--- begin Records ---

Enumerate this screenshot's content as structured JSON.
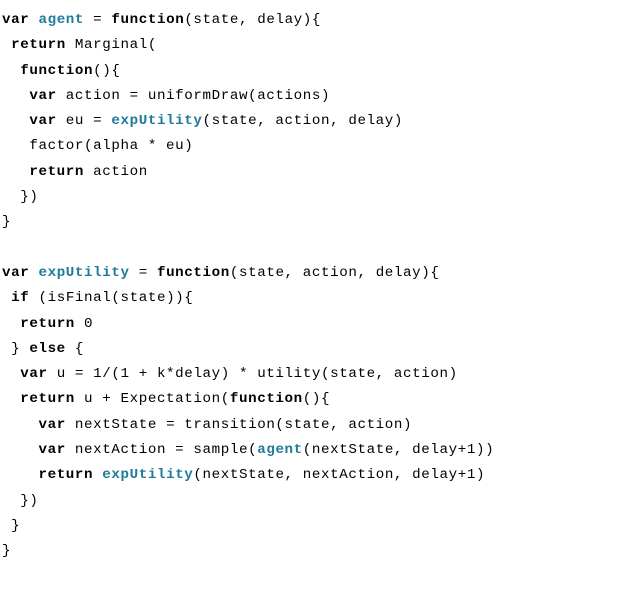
{
  "colors": {
    "keyword": "#000000",
    "funcname": "#1f7a99",
    "text": "#000000",
    "bg": "#ffffff"
  },
  "tokens": {
    "kw_var": "var",
    "kw_function": "function",
    "kw_return": "return",
    "kw_if": "if",
    "kw_else": "else",
    "fn_agent": "agent",
    "fn_expUtility": "expUtility"
  },
  "lines": {
    "l1a": " = ",
    "l1b": "(state, delay){",
    "l2": " Marginal(",
    "l3a": "  ",
    "l3b": "(){",
    "l4a": "   ",
    "l4b": " action = uniformDraw(actions)",
    "l5a": "   ",
    "l5b": " eu = ",
    "l5c": "(state, action, delay)",
    "l6": "   factor(alpha * eu)",
    "l7a": "   ",
    "l7b": " action",
    "l8": "  })",
    "l9": "}",
    "l10": "",
    "l11a": " = ",
    "l11b": "(state, action, delay){",
    "l12a": " ",
    "l12b": " (isFinal(state)){",
    "l13a": "  ",
    "l13b": " 0",
    "l14a": " } ",
    "l14b": " {",
    "l15a": "  ",
    "l15b": " u = 1/(1 + k*delay) * utility(state, action)",
    "l16a": "  ",
    "l16b": " u + Expectation(",
    "l16c": "(){",
    "l17a": "    ",
    "l17b": " nextState = transition(state, action)",
    "l18a": "    ",
    "l18b": " nextAction = sample(",
    "l18c": "(nextState, delay+1))",
    "l19a": "    ",
    "l19b": " ",
    "l19c": "(nextState, nextAction, delay+1)",
    "l20": "  })",
    "l21": " }",
    "l22": "}"
  }
}
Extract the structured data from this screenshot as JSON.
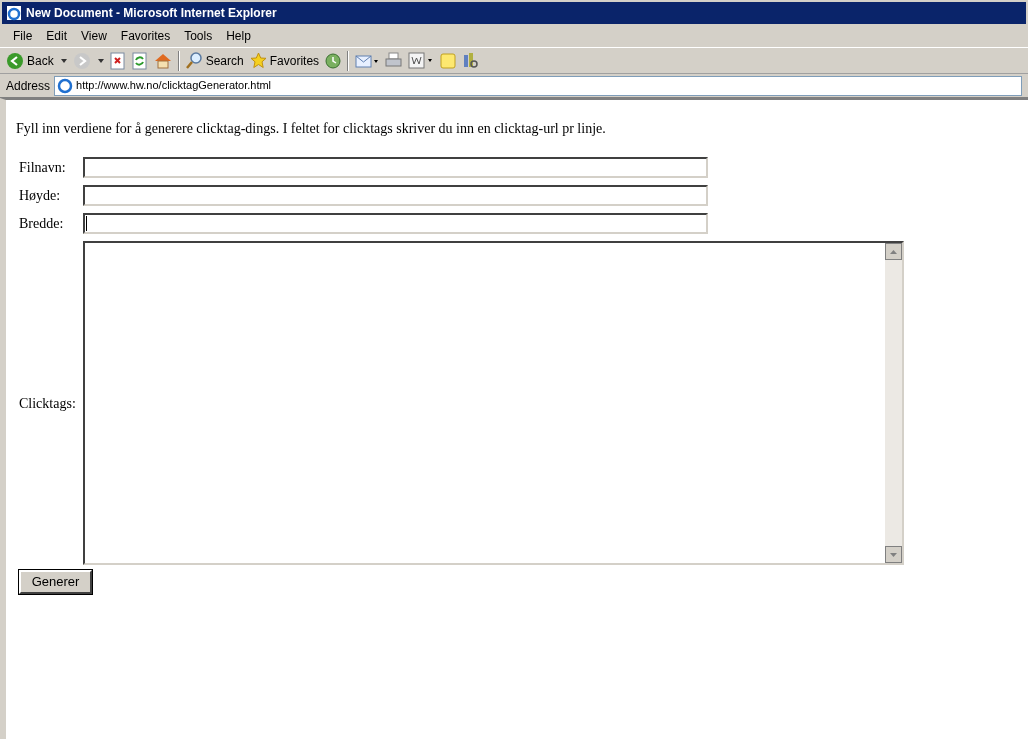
{
  "window": {
    "title": "New Document - Microsoft Internet Explorer"
  },
  "menu": [
    "File",
    "Edit",
    "View",
    "Favorites",
    "Tools",
    "Help"
  ],
  "toolbar": [
    {
      "kind": "back",
      "label": "Back"
    },
    {
      "kind": "forward"
    },
    {
      "kind": "stop"
    },
    {
      "kind": "refresh"
    },
    {
      "kind": "home"
    },
    {
      "kind": "sep"
    },
    {
      "kind": "search",
      "label": "Search"
    },
    {
      "kind": "favorites",
      "label": "Favorites"
    },
    {
      "kind": "history"
    },
    {
      "kind": "sep"
    },
    {
      "kind": "mail"
    },
    {
      "kind": "print"
    },
    {
      "kind": "edit"
    },
    {
      "kind": "note"
    },
    {
      "kind": "research"
    }
  ],
  "address": {
    "label": "Address",
    "url": "http://www.hw.no/clicktagGenerator.html"
  },
  "page": {
    "intro": "Fyll inn verdiene for å generere clicktag-dings. I feltet for clicktags skriver du inn en clicktag-url pr linje.",
    "fields": [
      {
        "label": "Filnavn:",
        "focused": false
      },
      {
        "label": "Høyde:",
        "focused": false
      },
      {
        "label": "Bredde:",
        "focused": true
      }
    ],
    "textarea": {
      "label": "Clicktags:"
    },
    "button": "Generer"
  }
}
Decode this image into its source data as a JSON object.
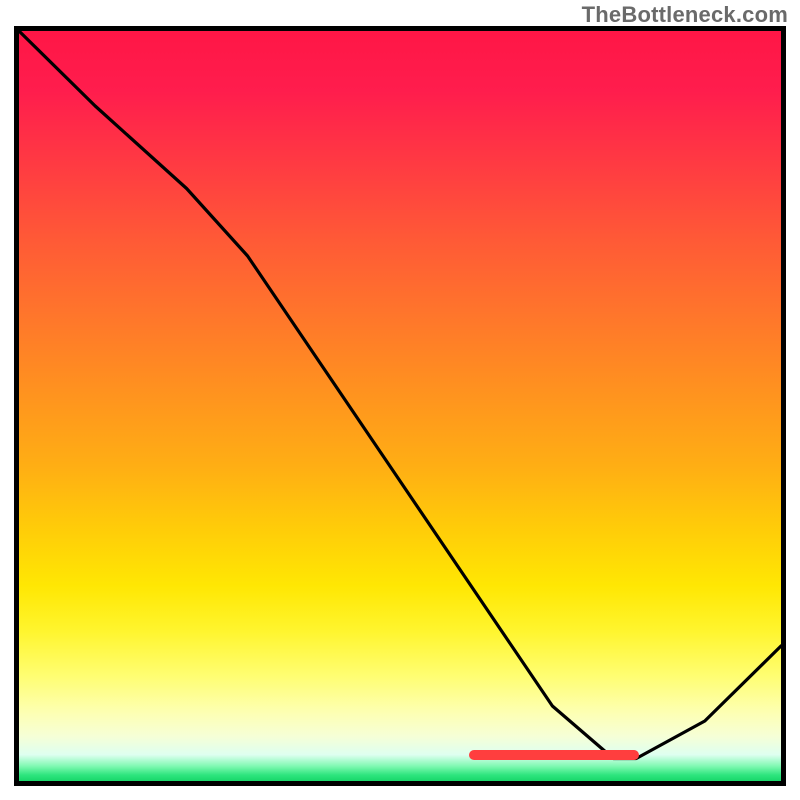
{
  "watermark": "TheBottleneck.com",
  "colors": {
    "gradient_top": "#ff1646",
    "gradient_bottom": "#18d76a",
    "curve": "#000000",
    "frame": "#000000",
    "marker": "#ff3e3e",
    "watermark_text": "#6a6a6a"
  },
  "chart_data": {
    "type": "line",
    "title": "",
    "xlabel": "",
    "ylabel": "",
    "xlim": [
      0,
      100
    ],
    "ylim": [
      0,
      100
    ],
    "x": [
      0,
      10,
      22,
      30,
      40,
      50,
      60,
      70,
      78,
      81,
      90,
      100
    ],
    "y": [
      100,
      90,
      79,
      70,
      55,
      40,
      25,
      10,
      3,
      3,
      8,
      18
    ],
    "marker_range_x": [
      59,
      81
    ],
    "marker_y": 3.3
  }
}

--- end Records ---

What the task asks
Copy the material shown above in full and exactly. Skip the pictures.

Reply
Enumerate this screenshot's content as structured JSON.
{
  "colors": {
    "keyword": "#000000",
    "funcname": "#1f7a99",
    "text": "#000000",
    "bg": "#ffffff"
  },
  "tokens": {
    "kw_var": "var",
    "kw_function": "function",
    "kw_return": "return",
    "kw_if": "if",
    "kw_else": "else",
    "fn_agent": "agent",
    "fn_expUtility": "expUtility"
  },
  "lines": {
    "l1a": " = ",
    "l1b": "(state, delay){",
    "l2": " Marginal(",
    "l3a": "  ",
    "l3b": "(){",
    "l4a": "   ",
    "l4b": " action = uniformDraw(actions)",
    "l5a": "   ",
    "l5b": " eu = ",
    "l5c": "(state, action, delay)",
    "l6": "   factor(alpha * eu)",
    "l7a": "   ",
    "l7b": " action",
    "l8": "  })",
    "l9": "}",
    "l10": "",
    "l11a": " = ",
    "l11b": "(state, action, delay){",
    "l12a": " ",
    "l12b": " (isFinal(state)){",
    "l13a": "  ",
    "l13b": " 0",
    "l14a": " } ",
    "l14b": " {",
    "l15a": "  ",
    "l15b": " u = 1/(1 + k*delay) * utility(state, action)",
    "l16a": "  ",
    "l16b": " u + Expectation(",
    "l16c": "(){",
    "l17a": "    ",
    "l17b": " nextState = transition(state, action)",
    "l18a": "    ",
    "l18b": " nextAction = sample(",
    "l18c": "(nextState, delay+1))",
    "l19a": "    ",
    "l19b": " ",
    "l19c": "(nextState, nextAction, delay+1)",
    "l20": "  })",
    "l21": " }",
    "l22": "}"
  }
}
Extract the structured data from this screenshot as JSON.
{
  "window": {
    "title": "New Document - Microsoft Internet Explorer"
  },
  "menu": [
    "File",
    "Edit",
    "View",
    "Favorites",
    "Tools",
    "Help"
  ],
  "toolbar": [
    {
      "kind": "back",
      "label": "Back"
    },
    {
      "kind": "forward"
    },
    {
      "kind": "stop"
    },
    {
      "kind": "refresh"
    },
    {
      "kind": "home"
    },
    {
      "kind": "sep"
    },
    {
      "kind": "search",
      "label": "Search"
    },
    {
      "kind": "favorites",
      "label": "Favorites"
    },
    {
      "kind": "history"
    },
    {
      "kind": "sep"
    },
    {
      "kind": "mail"
    },
    {
      "kind": "print"
    },
    {
      "kind": "edit"
    },
    {
      "kind": "note"
    },
    {
      "kind": "research"
    }
  ],
  "address": {
    "label": "Address",
    "url": "http://www.hw.no/clicktagGenerator.html"
  },
  "page": {
    "intro": "Fyll inn verdiene for å generere clicktag-dings. I feltet for clicktags skriver du inn en clicktag-url pr linje.",
    "fields": [
      {
        "label": "Filnavn:",
        "focused": false
      },
      {
        "label": "Høyde:",
        "focused": false
      },
      {
        "label": "Bredde:",
        "focused": true
      }
    ],
    "textarea": {
      "label": "Clicktags:"
    },
    "button": "Generer"
  }
}
Decode this image into its source data as a JSON object.
{
  "watermark": "TheBottleneck.com",
  "colors": {
    "gradient_top": "#ff1646",
    "gradient_bottom": "#18d76a",
    "curve": "#000000",
    "frame": "#000000",
    "marker": "#ff3e3e",
    "watermark_text": "#6a6a6a"
  },
  "chart_data": {
    "type": "line",
    "title": "",
    "xlabel": "",
    "ylabel": "",
    "xlim": [
      0,
      100
    ],
    "ylim": [
      0,
      100
    ],
    "x": [
      0,
      10,
      22,
      30,
      40,
      50,
      60,
      70,
      78,
      81,
      90,
      100
    ],
    "y": [
      100,
      90,
      79,
      70,
      55,
      40,
      25,
      10,
      3,
      3,
      8,
      18
    ],
    "marker_range_x": [
      59,
      81
    ],
    "marker_y": 3.3
  }
}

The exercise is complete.